-- TASK INSTRUCTIONS --
Return every entry exactly.

-- PROVIDED MATERIAL --
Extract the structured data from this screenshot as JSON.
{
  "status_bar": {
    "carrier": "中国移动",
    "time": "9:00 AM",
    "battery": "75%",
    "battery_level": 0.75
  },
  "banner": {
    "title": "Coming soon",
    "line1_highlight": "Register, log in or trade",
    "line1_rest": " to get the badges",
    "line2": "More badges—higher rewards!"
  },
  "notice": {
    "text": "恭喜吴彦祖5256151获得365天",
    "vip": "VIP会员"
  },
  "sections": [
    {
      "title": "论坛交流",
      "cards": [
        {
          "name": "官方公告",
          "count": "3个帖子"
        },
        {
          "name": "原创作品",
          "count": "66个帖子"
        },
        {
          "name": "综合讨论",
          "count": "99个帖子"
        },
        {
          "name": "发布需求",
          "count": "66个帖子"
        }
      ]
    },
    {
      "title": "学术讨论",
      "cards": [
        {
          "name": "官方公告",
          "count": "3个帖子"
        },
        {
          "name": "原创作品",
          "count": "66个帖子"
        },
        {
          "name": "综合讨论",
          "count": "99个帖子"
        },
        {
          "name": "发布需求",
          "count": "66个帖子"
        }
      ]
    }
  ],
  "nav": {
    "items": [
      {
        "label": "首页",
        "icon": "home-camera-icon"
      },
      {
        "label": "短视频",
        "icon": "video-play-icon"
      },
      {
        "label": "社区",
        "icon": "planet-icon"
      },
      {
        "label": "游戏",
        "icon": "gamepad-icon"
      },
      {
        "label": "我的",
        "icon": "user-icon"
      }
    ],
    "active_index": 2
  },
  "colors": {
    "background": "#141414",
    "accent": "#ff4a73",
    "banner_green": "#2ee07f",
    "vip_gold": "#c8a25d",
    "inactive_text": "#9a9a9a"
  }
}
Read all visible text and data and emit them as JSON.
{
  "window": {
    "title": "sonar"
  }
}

-- ANSWER FOR THIS EXERCISE --
Extract the structured data from this screenshot as JSON.
{
  "status_bar": {
    "carrier": "中国移动",
    "time": "9:00 AM",
    "battery": "75%",
    "battery_level": 0.75
  },
  "banner": {
    "title": "Coming soon",
    "line1_highlight": "Register, log in or trade",
    "line1_rest": " to get the badges",
    "line2": "More badges—higher rewards!"
  },
  "notice": {
    "text": "恭喜吴彦祖5256151获得365天",
    "vip": "VIP会员"
  },
  "sections": [
    {
      "title": "论坛交流",
      "cards": [
        {
          "name": "官方公告",
          "count": "3个帖子"
        },
        {
          "name": "原创作品",
          "count": "66个帖子"
        },
        {
          "name": "综合讨论",
          "count": "99个帖子"
        },
        {
          "name": "发布需求",
          "count": "66个帖子"
        }
      ]
    },
    {
      "title": "学术讨论",
      "cards": [
        {
          "name": "官方公告",
          "count": "3个帖子"
        },
        {
          "name": "原创作品",
          "count": "66个帖子"
        },
        {
          "name": "综合讨论",
          "count": "99个帖子"
        },
        {
          "name": "发布需求",
          "count": "66个帖子"
        }
      ]
    }
  ],
  "nav": {
    "items": [
      {
        "label": "首页",
        "icon": "home-camera-icon"
      },
      {
        "label": "短视频",
        "icon": "video-play-icon"
      },
      {
        "label": "社区",
        "icon": "planet-icon"
      },
      {
        "label": "游戏",
        "icon": "gamepad-icon"
      },
      {
        "label": "我的",
        "icon": "user-icon"
      }
    ],
    "active_index": 2
  },
  "colors": {
    "background": "#141414",
    "accent": "#ff4a73",
    "banner_green": "#2ee07f",
    "vip_gold": "#c8a25d",
    "inactive_text": "#9a9a9a"
  }
}
Read all visible text and data and emit them as JSON.
{
  "window": {
    "title": "sonar"
  }
}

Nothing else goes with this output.